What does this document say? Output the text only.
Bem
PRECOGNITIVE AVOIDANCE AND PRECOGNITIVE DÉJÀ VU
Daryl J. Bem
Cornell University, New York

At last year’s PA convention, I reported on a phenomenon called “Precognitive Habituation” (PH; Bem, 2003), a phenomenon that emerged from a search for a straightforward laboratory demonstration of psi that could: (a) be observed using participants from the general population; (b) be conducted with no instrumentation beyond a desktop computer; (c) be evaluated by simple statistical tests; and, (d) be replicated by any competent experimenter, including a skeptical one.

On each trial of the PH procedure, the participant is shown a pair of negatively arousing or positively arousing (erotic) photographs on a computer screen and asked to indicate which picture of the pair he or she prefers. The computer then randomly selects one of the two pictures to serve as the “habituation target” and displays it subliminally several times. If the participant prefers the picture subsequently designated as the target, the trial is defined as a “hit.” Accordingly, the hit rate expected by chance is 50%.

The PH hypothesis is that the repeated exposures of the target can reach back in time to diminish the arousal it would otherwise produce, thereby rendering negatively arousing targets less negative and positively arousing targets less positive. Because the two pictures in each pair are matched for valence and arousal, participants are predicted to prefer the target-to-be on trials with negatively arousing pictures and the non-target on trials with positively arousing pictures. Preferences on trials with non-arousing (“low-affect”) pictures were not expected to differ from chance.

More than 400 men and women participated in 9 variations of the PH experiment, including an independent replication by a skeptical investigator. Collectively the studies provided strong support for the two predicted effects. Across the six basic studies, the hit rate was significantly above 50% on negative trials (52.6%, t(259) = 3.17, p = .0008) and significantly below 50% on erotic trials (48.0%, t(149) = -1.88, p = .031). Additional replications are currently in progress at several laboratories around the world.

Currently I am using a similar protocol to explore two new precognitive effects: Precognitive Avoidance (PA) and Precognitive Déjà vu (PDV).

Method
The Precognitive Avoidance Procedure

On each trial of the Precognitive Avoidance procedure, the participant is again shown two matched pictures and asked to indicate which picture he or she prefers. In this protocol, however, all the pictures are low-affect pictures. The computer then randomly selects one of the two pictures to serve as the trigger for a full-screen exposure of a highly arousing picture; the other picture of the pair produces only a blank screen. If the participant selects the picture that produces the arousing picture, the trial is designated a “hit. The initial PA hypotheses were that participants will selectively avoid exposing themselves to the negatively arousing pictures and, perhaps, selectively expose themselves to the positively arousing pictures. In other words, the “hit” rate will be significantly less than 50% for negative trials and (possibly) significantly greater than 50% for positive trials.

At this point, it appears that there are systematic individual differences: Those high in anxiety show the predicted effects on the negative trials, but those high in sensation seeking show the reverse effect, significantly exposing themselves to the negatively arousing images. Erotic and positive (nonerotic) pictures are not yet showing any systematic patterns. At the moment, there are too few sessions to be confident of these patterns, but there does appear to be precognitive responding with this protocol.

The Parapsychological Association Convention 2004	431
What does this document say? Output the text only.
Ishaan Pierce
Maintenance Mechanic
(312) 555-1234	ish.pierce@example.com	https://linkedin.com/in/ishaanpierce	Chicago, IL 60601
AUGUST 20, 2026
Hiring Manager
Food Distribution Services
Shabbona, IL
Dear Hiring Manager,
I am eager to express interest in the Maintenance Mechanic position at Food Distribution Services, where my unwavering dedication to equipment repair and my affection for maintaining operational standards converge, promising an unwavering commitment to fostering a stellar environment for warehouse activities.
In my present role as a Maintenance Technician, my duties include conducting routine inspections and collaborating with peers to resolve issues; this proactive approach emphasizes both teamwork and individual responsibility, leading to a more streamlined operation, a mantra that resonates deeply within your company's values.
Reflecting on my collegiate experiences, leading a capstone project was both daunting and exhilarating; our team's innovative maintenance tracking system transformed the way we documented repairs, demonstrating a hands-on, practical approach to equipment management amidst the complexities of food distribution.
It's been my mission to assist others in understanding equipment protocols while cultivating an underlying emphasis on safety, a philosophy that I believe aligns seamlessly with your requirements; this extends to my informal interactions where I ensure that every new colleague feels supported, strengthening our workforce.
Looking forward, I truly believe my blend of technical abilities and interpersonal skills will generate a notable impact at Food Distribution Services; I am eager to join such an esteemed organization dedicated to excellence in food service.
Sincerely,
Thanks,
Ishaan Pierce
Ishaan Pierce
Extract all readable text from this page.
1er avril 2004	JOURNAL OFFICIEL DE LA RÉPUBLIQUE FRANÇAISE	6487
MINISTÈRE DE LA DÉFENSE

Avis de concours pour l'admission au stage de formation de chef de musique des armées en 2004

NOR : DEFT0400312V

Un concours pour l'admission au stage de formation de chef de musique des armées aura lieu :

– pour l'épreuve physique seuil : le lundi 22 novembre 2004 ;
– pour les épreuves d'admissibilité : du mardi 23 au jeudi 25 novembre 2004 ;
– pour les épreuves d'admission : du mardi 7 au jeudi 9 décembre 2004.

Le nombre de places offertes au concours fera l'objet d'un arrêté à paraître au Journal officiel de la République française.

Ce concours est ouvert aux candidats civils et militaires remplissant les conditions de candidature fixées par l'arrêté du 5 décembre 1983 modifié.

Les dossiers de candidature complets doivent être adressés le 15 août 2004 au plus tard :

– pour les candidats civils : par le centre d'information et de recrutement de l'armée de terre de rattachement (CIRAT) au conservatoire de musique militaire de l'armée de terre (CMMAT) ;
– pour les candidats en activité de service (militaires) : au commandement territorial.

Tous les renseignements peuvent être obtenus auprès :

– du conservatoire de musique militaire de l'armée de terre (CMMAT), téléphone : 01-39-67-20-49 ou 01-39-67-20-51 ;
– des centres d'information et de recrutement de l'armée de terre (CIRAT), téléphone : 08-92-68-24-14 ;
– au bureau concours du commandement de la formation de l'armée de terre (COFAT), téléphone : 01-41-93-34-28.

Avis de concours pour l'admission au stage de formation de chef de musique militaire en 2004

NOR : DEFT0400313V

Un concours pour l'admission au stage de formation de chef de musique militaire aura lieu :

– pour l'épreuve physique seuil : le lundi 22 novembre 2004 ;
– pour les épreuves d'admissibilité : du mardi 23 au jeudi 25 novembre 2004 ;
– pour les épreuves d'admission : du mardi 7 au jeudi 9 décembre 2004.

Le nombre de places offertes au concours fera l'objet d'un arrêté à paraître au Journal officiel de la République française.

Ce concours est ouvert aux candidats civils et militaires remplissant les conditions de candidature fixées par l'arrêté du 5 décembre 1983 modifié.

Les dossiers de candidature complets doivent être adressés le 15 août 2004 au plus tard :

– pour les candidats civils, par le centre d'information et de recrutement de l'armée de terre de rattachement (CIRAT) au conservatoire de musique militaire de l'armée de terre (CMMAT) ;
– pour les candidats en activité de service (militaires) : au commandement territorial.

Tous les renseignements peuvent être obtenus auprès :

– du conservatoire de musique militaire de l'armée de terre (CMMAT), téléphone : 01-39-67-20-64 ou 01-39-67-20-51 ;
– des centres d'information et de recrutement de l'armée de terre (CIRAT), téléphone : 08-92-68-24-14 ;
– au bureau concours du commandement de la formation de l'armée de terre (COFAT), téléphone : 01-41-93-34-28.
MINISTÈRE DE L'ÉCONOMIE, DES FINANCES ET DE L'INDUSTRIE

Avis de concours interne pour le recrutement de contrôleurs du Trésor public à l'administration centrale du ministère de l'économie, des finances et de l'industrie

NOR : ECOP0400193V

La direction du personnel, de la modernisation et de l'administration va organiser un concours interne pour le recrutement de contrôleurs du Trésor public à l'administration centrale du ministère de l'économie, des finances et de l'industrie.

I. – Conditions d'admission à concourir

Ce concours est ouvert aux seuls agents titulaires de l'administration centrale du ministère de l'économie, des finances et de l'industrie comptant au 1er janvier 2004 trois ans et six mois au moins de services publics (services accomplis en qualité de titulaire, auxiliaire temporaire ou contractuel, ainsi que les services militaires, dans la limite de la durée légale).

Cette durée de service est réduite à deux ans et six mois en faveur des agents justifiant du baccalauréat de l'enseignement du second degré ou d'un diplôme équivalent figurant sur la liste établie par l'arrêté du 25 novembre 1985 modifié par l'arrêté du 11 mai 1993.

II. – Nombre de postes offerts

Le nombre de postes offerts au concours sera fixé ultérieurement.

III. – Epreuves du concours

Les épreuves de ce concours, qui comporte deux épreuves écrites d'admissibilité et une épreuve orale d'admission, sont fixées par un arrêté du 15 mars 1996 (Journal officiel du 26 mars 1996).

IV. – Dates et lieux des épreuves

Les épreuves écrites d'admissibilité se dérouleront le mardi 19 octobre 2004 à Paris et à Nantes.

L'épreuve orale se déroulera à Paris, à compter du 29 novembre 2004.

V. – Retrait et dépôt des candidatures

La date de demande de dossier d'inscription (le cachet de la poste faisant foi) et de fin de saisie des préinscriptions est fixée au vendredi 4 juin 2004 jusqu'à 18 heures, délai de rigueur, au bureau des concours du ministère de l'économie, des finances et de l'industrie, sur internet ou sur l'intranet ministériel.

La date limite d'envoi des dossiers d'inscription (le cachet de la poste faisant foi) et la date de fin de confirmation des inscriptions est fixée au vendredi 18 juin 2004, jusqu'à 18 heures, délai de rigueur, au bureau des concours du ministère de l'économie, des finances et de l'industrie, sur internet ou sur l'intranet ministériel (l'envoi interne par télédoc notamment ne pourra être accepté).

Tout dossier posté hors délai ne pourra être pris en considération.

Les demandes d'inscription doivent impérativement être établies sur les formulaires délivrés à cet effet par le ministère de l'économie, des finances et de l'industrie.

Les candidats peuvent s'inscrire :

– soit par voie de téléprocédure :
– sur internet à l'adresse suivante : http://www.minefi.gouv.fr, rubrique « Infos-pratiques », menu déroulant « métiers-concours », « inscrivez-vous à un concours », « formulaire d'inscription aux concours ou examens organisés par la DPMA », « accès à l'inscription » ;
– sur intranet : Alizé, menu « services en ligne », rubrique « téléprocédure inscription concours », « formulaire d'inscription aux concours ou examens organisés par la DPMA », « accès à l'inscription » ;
:::
## EXERCISE BRIEF
Pull every line containing "pourra" from the data.

## PROBLEM SOLUTION
La date limite d'envoi des dossiers d'inscription (le cachet de la poste faisant foi) et la date de fin de confirmation des inscriptions est fixée au vendredi 18 juin 2004, jusqu'à 18 heures, délai de rigueur, au bureau des concours du ministère de l'économie, des finances et de l'industrie, sur internet ou sur l'intranet ministériel (l'envoi interne par télédoc notamment ne pourra être accepté).
Tout dossier posté hors délai ne pourra être pris en considération.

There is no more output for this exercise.